[Recorded data]

===

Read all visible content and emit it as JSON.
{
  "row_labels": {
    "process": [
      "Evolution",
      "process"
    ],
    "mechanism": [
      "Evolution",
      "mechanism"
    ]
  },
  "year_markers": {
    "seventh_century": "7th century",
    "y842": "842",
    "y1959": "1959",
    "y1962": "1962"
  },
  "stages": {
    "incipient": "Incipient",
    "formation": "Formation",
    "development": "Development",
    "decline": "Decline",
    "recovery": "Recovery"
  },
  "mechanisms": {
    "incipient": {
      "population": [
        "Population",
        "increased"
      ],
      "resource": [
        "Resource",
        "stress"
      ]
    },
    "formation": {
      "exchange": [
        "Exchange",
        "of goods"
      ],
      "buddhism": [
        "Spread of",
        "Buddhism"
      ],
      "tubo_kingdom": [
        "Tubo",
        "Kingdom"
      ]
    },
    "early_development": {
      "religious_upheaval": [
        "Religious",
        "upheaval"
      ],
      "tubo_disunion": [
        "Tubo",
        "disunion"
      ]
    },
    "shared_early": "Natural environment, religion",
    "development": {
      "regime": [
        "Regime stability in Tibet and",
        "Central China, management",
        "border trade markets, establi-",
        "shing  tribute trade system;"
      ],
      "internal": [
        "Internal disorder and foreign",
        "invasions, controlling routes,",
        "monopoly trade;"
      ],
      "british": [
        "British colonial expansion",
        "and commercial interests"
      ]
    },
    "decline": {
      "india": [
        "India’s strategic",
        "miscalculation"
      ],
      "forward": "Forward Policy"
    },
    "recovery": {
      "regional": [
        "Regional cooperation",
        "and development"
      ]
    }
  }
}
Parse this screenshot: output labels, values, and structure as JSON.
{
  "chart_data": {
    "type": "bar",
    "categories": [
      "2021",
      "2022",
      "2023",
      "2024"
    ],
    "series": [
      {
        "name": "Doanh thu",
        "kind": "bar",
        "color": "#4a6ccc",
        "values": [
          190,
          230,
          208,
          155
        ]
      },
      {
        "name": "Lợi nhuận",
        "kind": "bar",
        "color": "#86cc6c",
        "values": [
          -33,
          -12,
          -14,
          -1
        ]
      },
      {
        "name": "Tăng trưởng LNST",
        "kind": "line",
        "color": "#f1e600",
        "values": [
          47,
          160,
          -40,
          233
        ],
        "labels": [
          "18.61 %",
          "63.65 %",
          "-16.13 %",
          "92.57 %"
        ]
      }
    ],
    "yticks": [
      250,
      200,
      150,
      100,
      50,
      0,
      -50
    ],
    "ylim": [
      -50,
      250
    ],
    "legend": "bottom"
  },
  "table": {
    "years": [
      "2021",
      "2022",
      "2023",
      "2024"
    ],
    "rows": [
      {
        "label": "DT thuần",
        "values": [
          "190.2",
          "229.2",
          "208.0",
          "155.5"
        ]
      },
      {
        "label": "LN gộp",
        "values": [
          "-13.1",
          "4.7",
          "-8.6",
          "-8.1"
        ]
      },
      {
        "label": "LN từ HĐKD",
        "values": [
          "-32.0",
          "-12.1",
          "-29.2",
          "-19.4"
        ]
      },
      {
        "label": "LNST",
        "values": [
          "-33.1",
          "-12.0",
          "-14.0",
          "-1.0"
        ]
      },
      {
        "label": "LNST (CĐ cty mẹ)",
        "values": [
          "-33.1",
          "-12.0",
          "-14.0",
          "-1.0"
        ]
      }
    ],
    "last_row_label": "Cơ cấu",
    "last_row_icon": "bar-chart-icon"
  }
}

===

- DIRECTIVE
Give a word-for-word copy of the records.

- COMPLETE ANSWER
Read all visible content and emit it as JSON.
{
  "row_labels": {
    "process": [
      "Evolution",
      "process"
    ],
    "mechanism": [
      "Evolution",
      "mechanism"
    ]
  },
  "year_markers": {
    "seventh_century": "7th century",
    "y842": "842",
    "y1959": "1959",
    "y1962": "1962"
  },
  "stages": {
    "incipient": "Incipient",
    "formation": "Formation",
    "development": "Development",
    "decline": "Decline",
    "recovery": "Recovery"
  },
  "mechanisms": {
    "incipient": {
      "population": [
        "Population",
        "increased"
      ],
      "resource": [
        "Resource",
        "stress"
      ]
    },
    "formation": {
      "exchange": [
        "Exchange",
        "of goods"
      ],
      "buddhism": [
        "Spread of",
        "Buddhism"
      ],
      "tubo_kingdom": [
        "Tubo",
        "Kingdom"
      ]
    },
    "early_development": {
      "religious_upheaval": [
        "Religious",
        "upheaval"
      ],
      "tubo_disunion": [
        "Tubo",
        "disunion"
      ]
    },
    "shared_early": "Natural environment, religion",
    "development": {
      "regime": [
        "Regime stability in Tibet and",
        "Central China, management",
        "border trade markets, establi-",
        "shing  tribute trade system;"
      ],
      "internal": [
        "Internal disorder and foreign",
        "invasions, controlling routes,",
        "monopoly trade;"
      ],
      "british": [
        "British colonial expansion",
        "and commercial interests"
      ]
    },
    "decline": {
      "india": [
        "India’s strategic",
        "miscalculation"
      ],
      "forward": "Forward Policy"
    },
    "recovery": {
      "regional": [
        "Regional cooperation",
        "and development"
      ]
    }
  }
}
Parse this screenshot: output labels, values, and structure as JSON.
{
  "chart_data": {
    "type": "bar",
    "categories": [
      "2021",
      "2022",
      "2023",
      "2024"
    ],
    "series": [
      {
        "name": "Doanh thu",
        "kind": "bar",
        "color": "#4a6ccc",
        "values": [
          190,
          230,
          208,
          155
        ]
      },
      {
        "name": "Lợi nhuận",
        "kind": "bar",
        "color": "#86cc6c",
        "values": [
          -33,
          -12,
          -14,
          -1
        ]
      },
      {
        "name": "Tăng trưởng LNST",
        "kind": "line",
        "color": "#f1e600",
        "values": [
          47,
          160,
          -40,
          233
        ],
        "labels": [
          "18.61 %",
          "63.65 %",
          "-16.13 %",
          "92.57 %"
        ]
      }
    ],
    "yticks": [
      250,
      200,
      150,
      100,
      50,
      0,
      -50
    ],
    "ylim": [
      -50,
      250
    ],
    "legend": "bottom"
  },
  "table": {
    "years": [
      "2021",
      "2022",
      "2023",
      "2024"
    ],
    "rows": [
      {
        "label": "DT thuần",
        "values": [
          "190.2",
          "229.2",
          "208.0",
          "155.5"
        ]
      },
      {
        "label": "LN gộp",
        "values": [
          "-13.1",
          "4.7",
          "-8.6",
          "-8.1"
        ]
      },
      {
        "label": "LN từ HĐKD",
        "values": [
          "-32.0",
          "-12.1",
          "-29.2",
          "-19.4"
        ]
      },
      {
        "label": "LNST",
        "values": [
          "-33.1",
          "-12.0",
          "-14.0",
          "-1.0"
        ]
      },
      {
        "label": "LNST (CĐ cty mẹ)",
        "values": [
          "-33.1",
          "-12.0",
          "-14.0",
          "-1.0"
        ]
      }
    ],
    "last_row_label": "Cơ cấu",
    "last_row_icon": "bar-chart-icon"
  }
}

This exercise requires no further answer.